RECORDS SUPPLIED:
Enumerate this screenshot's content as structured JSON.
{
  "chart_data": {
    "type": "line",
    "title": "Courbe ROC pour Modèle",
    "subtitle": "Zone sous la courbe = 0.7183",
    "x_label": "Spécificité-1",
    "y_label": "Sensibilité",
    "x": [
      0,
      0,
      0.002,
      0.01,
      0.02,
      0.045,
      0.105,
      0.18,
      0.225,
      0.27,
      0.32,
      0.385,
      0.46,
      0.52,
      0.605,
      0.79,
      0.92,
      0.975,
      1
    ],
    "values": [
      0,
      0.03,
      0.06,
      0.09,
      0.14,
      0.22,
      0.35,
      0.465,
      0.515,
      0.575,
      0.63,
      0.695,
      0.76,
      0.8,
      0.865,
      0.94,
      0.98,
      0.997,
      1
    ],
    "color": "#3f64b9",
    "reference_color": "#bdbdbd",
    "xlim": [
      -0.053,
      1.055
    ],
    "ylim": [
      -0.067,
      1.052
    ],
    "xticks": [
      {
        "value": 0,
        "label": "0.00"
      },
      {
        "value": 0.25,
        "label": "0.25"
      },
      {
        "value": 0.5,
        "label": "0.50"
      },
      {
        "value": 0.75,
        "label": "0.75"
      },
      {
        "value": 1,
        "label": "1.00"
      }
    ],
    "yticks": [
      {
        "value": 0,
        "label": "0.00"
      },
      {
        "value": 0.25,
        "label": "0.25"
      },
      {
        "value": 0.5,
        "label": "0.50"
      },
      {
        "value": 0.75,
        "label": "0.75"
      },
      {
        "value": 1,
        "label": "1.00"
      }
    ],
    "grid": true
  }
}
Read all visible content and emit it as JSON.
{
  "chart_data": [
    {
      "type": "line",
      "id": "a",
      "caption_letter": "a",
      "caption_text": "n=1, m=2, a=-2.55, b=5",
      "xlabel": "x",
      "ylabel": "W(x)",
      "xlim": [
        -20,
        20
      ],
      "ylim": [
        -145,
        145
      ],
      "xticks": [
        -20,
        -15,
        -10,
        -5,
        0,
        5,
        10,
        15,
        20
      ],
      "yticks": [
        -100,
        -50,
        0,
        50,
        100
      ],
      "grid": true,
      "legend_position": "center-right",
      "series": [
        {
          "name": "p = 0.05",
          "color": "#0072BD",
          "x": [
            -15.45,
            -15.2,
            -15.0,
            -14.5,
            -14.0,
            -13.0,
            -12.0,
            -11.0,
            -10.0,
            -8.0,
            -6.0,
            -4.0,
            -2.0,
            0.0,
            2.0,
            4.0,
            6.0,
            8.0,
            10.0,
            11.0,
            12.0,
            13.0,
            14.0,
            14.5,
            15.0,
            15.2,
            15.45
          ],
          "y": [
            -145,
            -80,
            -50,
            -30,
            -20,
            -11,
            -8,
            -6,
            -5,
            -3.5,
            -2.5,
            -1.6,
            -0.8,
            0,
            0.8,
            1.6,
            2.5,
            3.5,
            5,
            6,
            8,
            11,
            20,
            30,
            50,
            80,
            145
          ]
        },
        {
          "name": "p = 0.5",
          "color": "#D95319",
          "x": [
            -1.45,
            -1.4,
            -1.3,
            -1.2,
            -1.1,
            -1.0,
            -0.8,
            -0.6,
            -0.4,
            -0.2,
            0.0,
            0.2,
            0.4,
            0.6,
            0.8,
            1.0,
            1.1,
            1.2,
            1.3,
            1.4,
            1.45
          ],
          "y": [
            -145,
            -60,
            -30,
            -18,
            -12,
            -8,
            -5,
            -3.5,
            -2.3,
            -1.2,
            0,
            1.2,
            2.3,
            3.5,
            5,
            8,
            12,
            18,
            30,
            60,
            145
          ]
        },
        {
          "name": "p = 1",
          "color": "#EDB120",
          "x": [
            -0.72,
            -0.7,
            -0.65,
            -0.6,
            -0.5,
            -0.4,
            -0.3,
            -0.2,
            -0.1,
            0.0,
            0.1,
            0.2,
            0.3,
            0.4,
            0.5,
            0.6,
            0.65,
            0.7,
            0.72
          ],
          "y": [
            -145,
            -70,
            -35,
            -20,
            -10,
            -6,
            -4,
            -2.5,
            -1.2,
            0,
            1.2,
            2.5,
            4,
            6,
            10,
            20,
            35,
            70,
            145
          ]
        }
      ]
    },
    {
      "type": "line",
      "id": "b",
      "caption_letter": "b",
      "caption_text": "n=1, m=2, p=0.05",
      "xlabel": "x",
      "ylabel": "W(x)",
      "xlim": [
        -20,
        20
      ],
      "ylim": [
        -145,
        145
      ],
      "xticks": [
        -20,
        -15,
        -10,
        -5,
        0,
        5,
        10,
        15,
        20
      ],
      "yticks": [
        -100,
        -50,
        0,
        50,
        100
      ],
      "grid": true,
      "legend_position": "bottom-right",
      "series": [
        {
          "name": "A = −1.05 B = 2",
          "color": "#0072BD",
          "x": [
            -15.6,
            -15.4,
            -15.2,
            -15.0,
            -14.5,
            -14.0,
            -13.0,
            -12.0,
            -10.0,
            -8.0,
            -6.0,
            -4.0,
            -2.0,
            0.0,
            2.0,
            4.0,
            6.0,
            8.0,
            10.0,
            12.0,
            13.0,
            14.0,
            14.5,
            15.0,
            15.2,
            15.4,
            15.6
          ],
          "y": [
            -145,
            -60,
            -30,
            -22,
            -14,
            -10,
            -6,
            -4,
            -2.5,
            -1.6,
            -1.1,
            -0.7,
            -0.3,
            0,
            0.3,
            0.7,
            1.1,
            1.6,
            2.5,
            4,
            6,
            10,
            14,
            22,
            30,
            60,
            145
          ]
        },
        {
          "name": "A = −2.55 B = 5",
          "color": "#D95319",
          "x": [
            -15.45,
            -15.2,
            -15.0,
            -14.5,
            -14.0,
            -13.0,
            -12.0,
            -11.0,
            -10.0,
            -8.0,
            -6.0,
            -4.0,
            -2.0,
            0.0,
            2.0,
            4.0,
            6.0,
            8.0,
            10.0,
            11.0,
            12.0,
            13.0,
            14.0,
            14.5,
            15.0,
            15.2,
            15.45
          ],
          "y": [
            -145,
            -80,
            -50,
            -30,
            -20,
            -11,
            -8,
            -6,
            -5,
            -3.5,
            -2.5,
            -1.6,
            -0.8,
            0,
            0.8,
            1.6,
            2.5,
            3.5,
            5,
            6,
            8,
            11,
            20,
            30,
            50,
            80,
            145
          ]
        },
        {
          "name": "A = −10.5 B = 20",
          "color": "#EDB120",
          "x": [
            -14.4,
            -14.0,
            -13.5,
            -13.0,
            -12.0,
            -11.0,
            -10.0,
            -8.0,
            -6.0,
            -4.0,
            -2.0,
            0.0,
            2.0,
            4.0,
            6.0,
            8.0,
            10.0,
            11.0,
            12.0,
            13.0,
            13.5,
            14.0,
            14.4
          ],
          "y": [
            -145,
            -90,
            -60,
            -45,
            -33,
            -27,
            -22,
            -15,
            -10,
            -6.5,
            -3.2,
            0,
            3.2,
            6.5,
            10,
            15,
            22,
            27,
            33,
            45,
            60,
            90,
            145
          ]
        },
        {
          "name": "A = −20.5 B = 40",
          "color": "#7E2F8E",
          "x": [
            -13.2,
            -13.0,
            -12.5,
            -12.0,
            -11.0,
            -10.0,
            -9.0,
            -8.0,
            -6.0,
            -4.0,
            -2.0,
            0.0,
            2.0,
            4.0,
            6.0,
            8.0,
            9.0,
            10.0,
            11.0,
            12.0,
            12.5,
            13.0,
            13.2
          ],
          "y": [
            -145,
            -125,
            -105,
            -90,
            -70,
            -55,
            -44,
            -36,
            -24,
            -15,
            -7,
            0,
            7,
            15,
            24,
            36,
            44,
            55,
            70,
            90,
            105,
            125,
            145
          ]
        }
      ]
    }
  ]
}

SHORT EXERCISE:
How many lines in these records hold the string "JSON"? Reply with the number alone.

WRITTEN ANSWER:
2